## Start
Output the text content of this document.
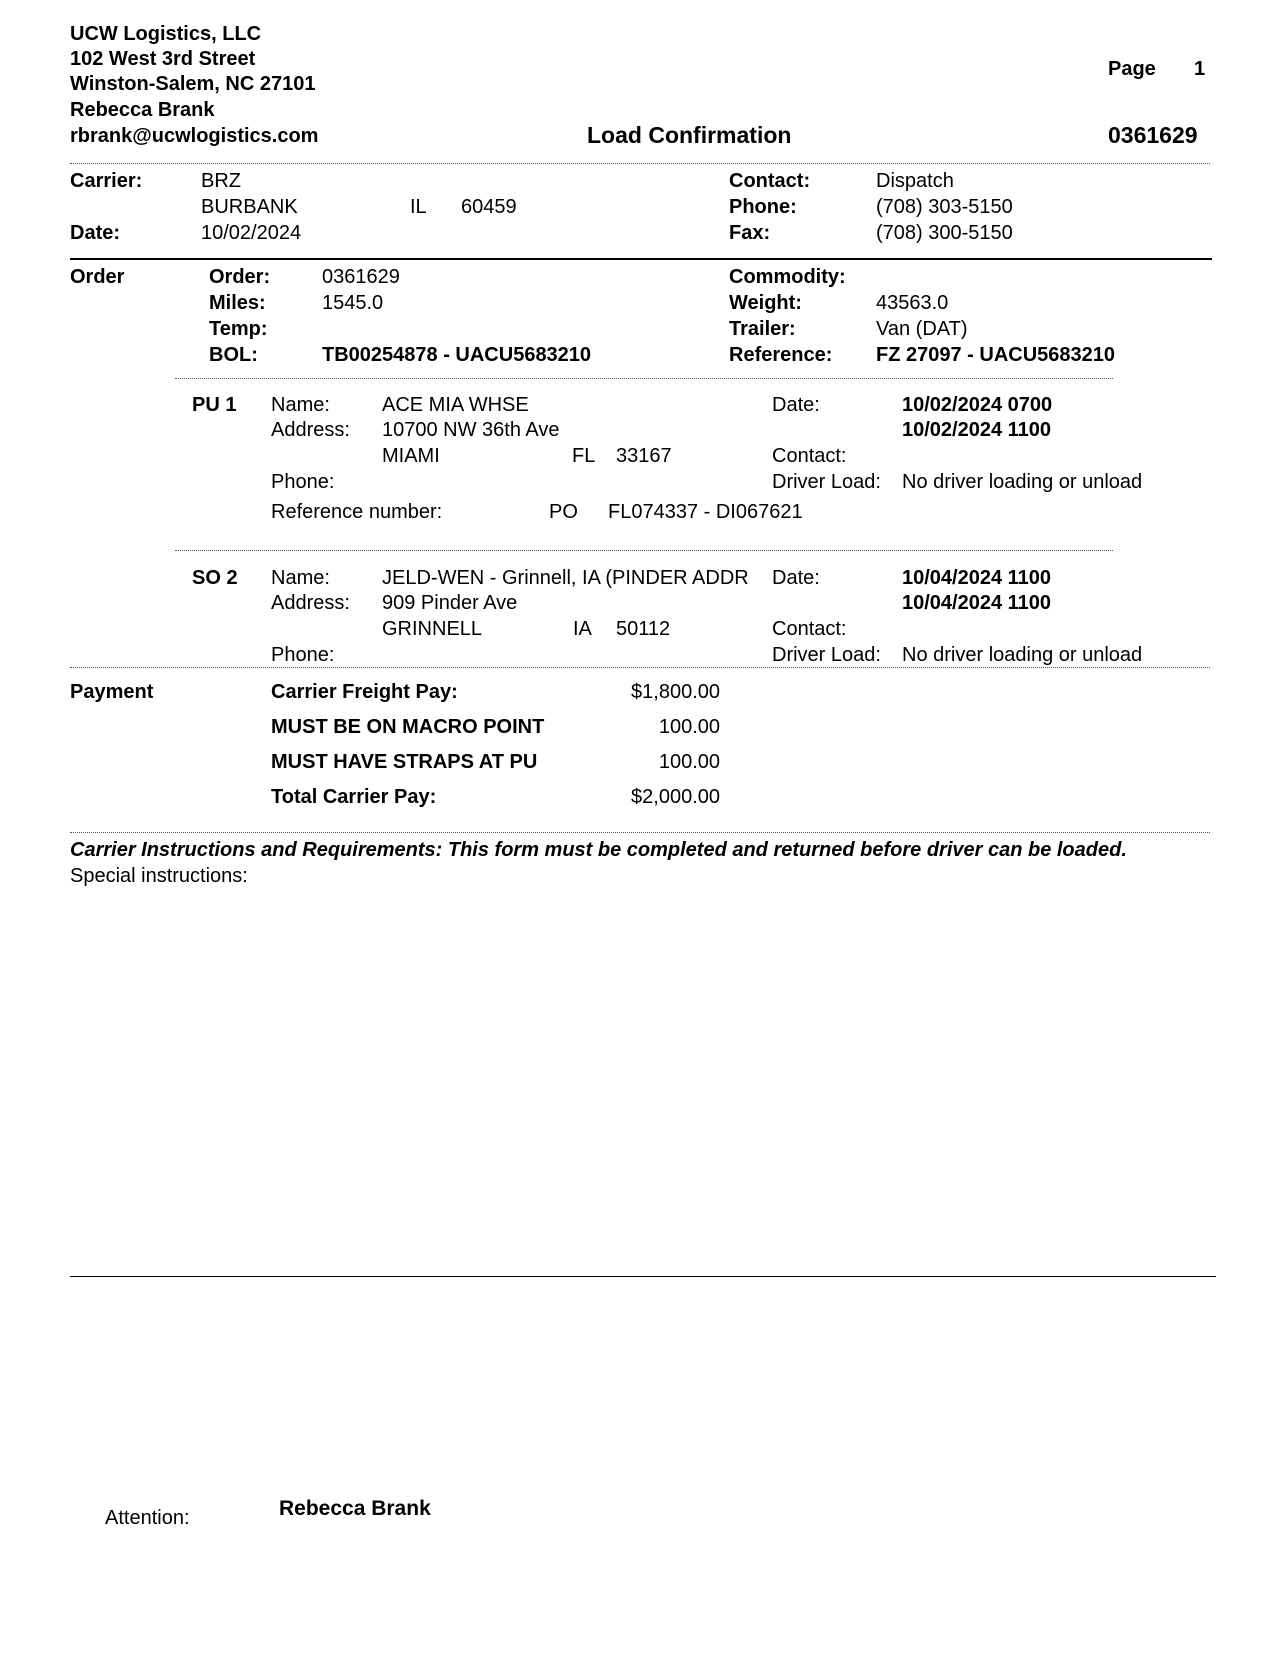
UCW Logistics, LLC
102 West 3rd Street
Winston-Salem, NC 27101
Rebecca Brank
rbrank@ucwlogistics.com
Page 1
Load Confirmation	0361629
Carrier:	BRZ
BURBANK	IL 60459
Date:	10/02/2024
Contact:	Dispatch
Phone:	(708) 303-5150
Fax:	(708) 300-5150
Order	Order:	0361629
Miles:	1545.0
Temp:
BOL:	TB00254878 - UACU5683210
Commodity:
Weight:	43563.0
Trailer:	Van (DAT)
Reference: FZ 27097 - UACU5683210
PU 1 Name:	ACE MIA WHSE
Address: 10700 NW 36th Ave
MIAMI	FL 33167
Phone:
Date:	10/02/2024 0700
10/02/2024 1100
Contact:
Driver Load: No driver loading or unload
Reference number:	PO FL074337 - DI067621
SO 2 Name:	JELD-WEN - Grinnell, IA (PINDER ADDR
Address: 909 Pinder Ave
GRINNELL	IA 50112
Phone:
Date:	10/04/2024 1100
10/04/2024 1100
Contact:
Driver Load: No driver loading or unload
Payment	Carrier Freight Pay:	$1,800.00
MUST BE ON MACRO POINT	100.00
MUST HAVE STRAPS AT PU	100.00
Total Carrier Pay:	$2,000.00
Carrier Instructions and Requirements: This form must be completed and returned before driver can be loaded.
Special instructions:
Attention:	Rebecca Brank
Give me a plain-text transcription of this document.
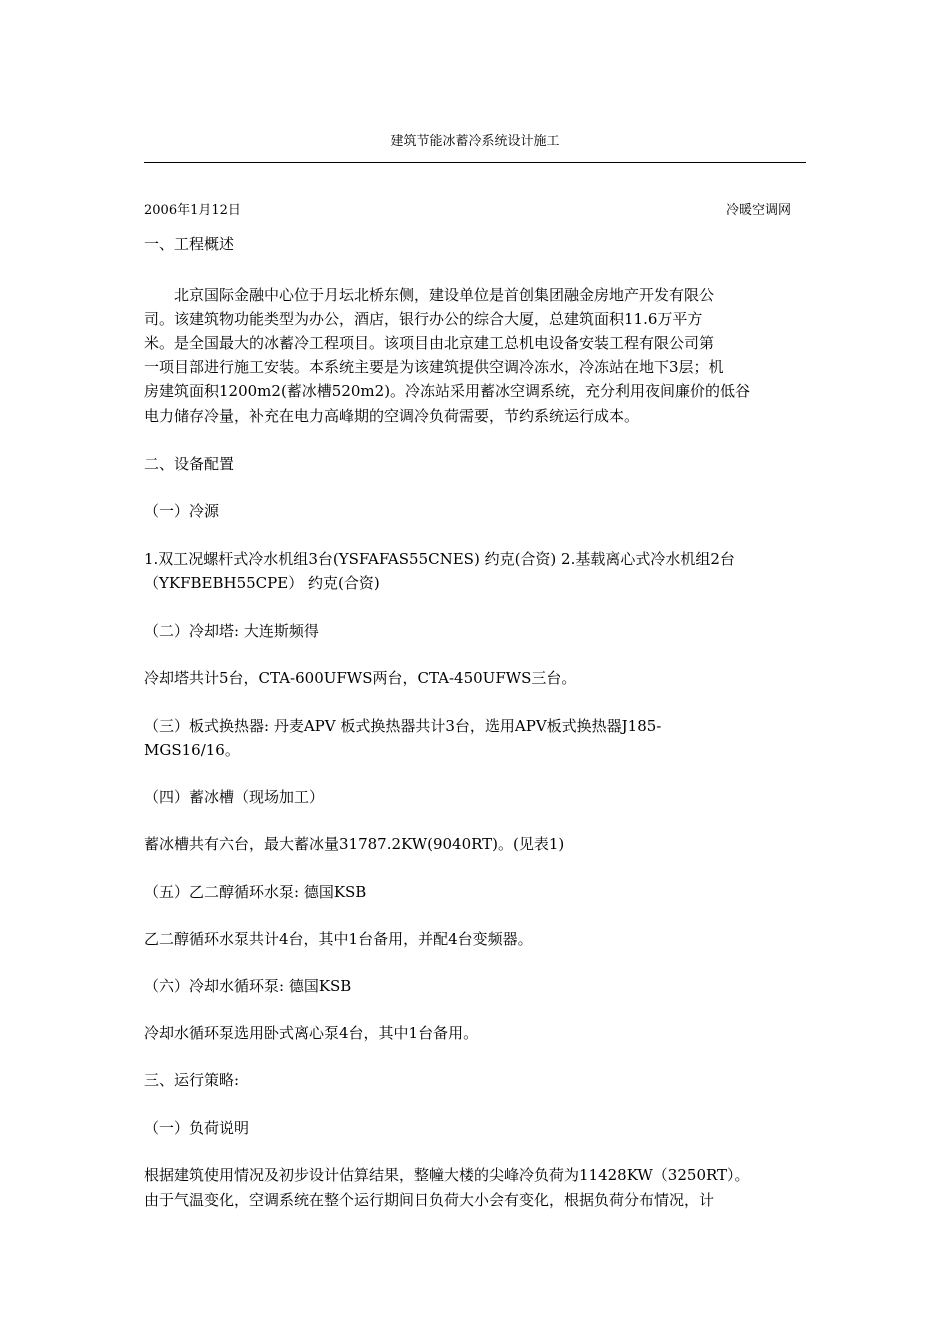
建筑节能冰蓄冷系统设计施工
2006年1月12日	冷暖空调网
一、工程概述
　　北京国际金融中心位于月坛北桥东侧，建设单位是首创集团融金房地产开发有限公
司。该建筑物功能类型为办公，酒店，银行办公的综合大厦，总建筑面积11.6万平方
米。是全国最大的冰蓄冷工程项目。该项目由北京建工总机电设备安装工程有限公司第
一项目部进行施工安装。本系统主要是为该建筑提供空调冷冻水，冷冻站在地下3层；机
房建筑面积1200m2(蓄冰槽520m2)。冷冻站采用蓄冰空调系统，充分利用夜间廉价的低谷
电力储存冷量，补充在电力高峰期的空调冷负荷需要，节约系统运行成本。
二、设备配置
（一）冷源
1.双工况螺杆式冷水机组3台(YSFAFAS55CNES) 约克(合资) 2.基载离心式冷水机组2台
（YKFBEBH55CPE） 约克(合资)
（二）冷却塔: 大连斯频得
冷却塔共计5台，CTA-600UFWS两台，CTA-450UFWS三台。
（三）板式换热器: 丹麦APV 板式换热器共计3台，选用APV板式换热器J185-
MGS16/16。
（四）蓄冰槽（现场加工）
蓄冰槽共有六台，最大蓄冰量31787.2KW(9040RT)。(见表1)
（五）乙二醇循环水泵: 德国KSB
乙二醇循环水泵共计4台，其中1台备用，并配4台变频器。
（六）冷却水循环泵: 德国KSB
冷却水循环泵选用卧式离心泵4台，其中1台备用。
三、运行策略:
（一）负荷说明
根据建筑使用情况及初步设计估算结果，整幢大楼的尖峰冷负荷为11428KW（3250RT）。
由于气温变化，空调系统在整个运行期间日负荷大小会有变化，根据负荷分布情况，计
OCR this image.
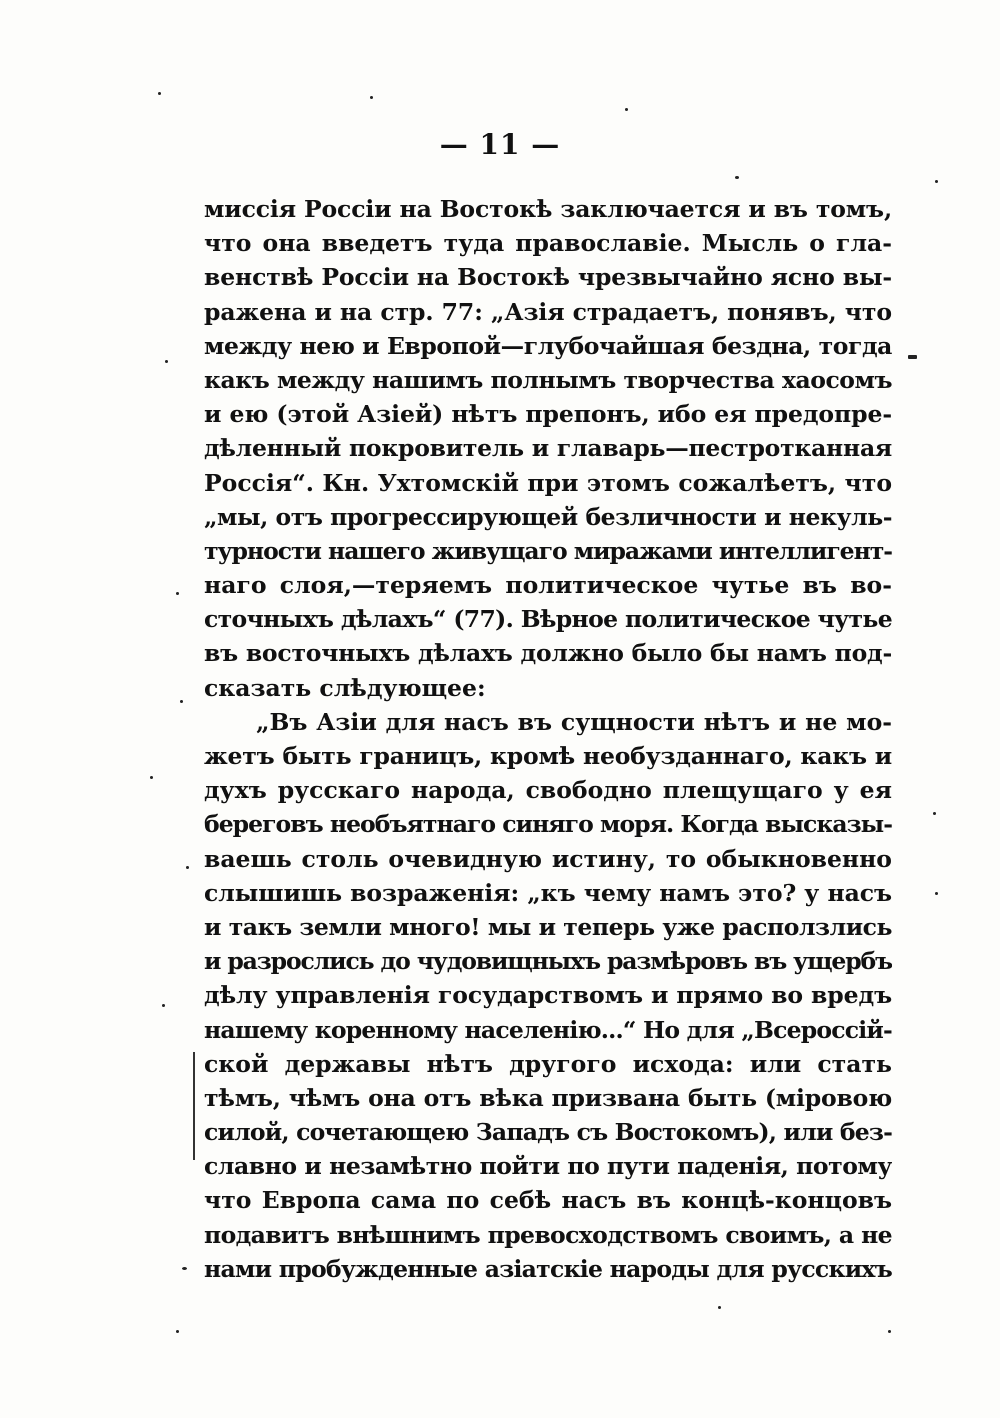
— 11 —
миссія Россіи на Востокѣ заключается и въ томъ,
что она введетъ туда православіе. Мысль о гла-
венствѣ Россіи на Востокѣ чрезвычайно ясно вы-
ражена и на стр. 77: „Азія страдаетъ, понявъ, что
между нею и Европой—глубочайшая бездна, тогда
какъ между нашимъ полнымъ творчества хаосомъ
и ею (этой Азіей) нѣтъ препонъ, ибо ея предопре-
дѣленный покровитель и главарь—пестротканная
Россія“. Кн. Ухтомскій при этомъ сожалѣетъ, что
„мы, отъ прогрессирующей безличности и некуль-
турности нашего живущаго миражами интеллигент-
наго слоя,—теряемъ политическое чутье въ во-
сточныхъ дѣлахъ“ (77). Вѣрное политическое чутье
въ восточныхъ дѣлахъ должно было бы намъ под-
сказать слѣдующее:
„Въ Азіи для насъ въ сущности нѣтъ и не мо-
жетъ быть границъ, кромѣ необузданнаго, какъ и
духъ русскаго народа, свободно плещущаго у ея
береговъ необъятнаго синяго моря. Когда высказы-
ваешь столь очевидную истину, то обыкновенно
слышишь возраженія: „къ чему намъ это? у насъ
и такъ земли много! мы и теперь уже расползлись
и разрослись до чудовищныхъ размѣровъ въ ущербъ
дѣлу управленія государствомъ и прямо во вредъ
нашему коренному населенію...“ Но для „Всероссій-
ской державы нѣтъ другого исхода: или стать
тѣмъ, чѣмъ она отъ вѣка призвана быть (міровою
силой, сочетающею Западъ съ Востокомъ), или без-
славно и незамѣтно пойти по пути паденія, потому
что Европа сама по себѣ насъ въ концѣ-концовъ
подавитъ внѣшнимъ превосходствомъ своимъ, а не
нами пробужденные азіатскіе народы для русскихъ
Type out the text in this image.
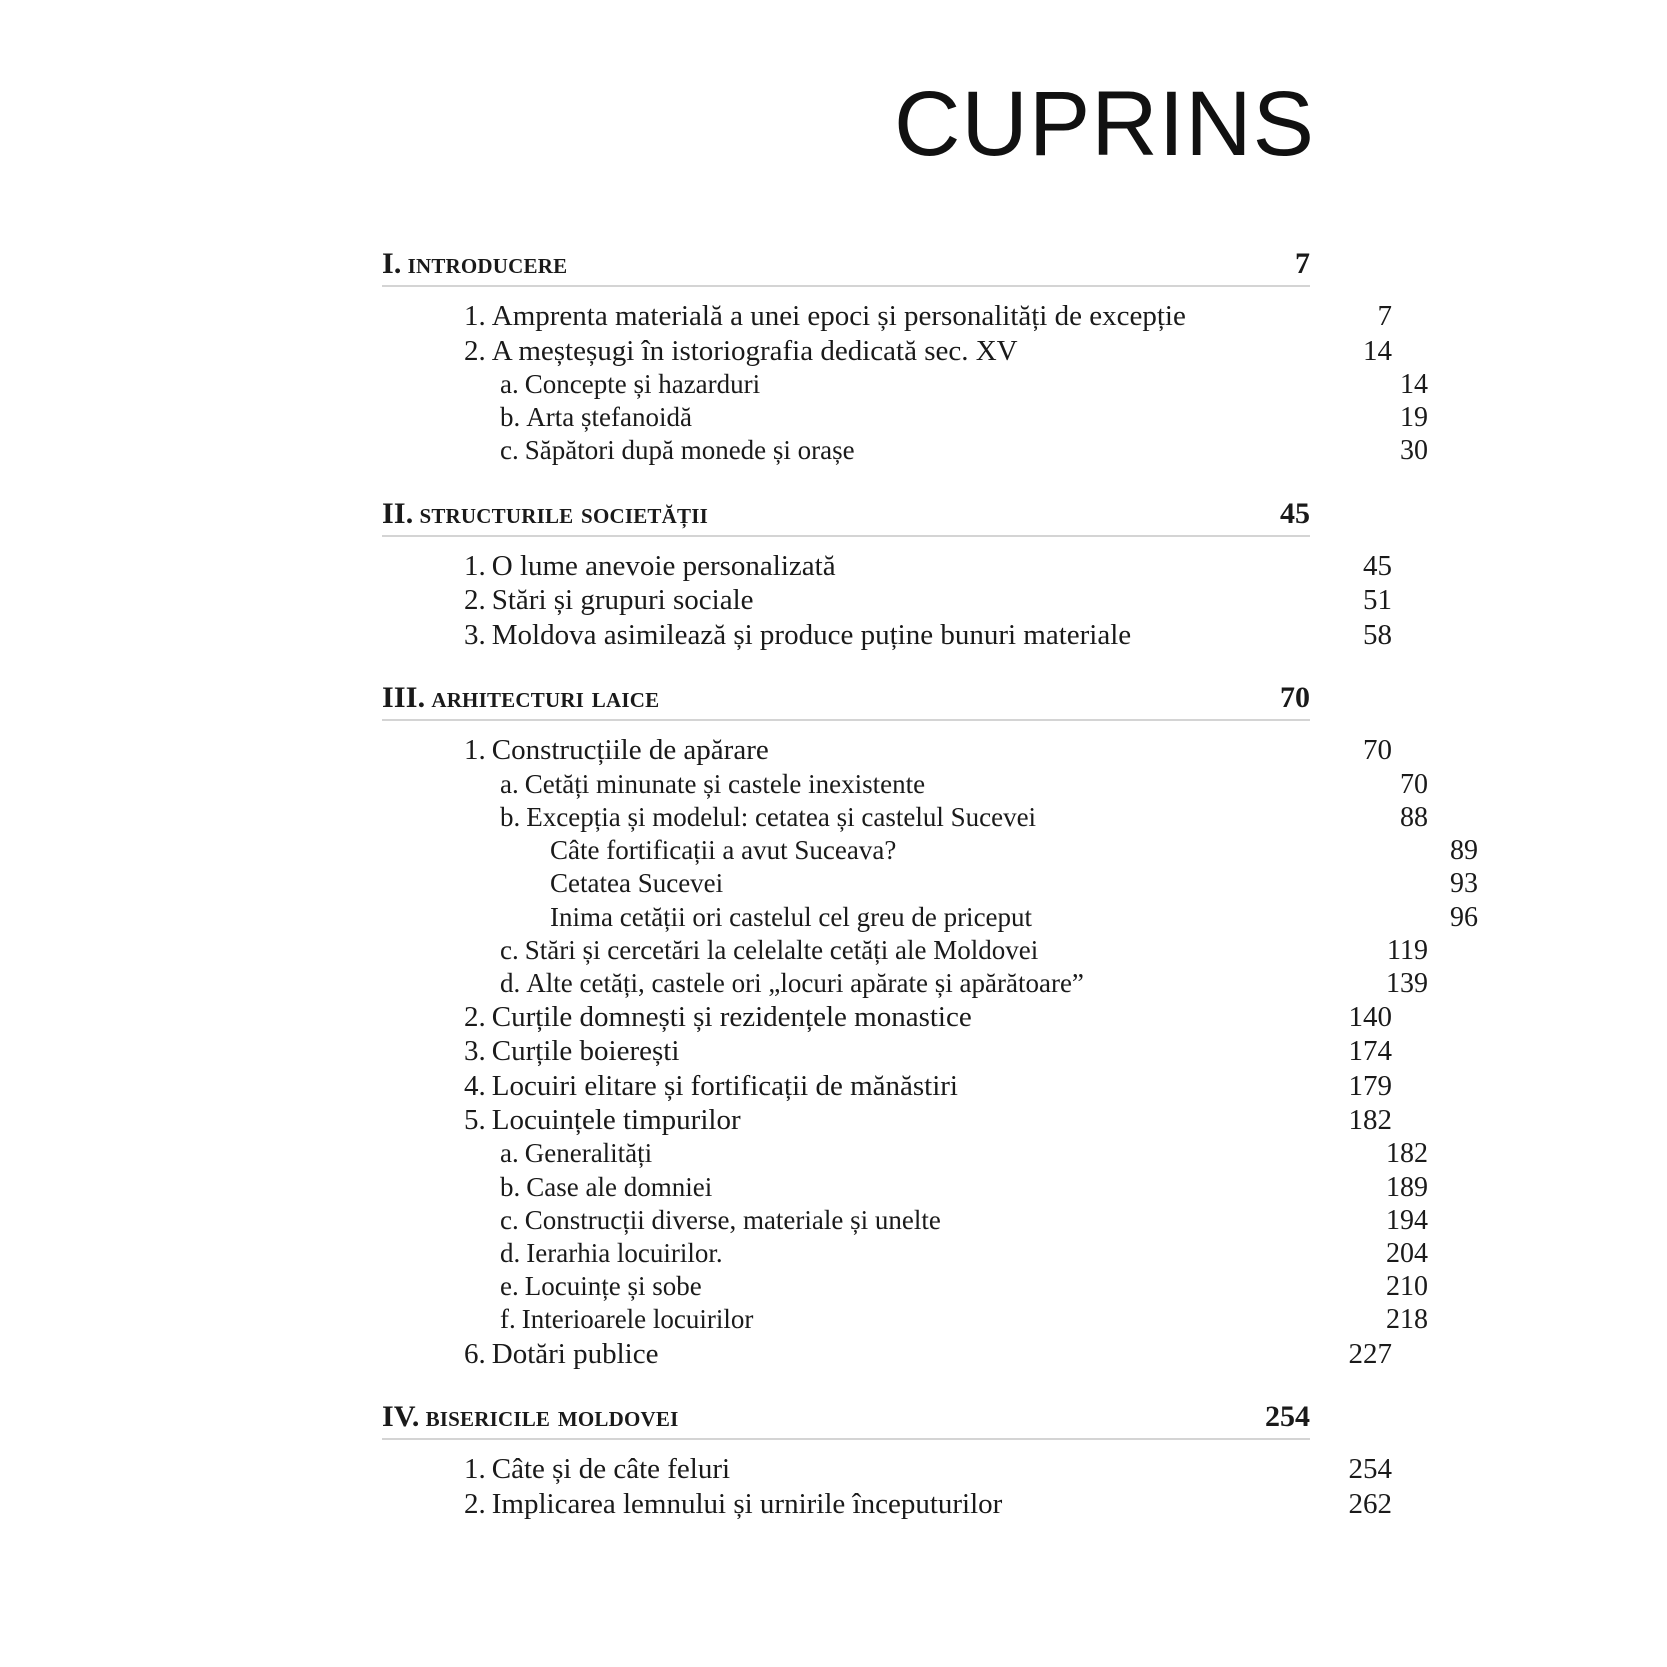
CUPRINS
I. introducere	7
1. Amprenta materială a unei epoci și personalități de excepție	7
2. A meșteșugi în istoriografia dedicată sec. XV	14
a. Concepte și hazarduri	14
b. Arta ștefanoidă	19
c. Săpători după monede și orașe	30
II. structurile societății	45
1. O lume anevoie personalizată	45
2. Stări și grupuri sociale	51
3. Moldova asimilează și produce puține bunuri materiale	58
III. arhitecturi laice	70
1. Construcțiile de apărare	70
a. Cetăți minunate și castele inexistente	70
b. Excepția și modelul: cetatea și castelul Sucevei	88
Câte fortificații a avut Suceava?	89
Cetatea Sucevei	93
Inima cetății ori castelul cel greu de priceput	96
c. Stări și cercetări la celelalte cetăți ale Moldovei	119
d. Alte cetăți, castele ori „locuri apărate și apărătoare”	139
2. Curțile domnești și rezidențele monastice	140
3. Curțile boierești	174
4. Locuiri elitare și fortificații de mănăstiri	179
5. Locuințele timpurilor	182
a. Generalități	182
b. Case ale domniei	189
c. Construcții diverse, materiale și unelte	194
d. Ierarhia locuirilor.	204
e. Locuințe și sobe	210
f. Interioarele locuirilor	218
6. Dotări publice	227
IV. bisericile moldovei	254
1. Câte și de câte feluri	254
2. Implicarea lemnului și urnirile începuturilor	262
## End
Your goal — Among the entries above, identify all lines with "castelul" and copy them.

Answer for the task —
b. Excepția și modelul: cetatea și castelul Sucevei	88
Inima cetății ori castelul cel greu de priceput	96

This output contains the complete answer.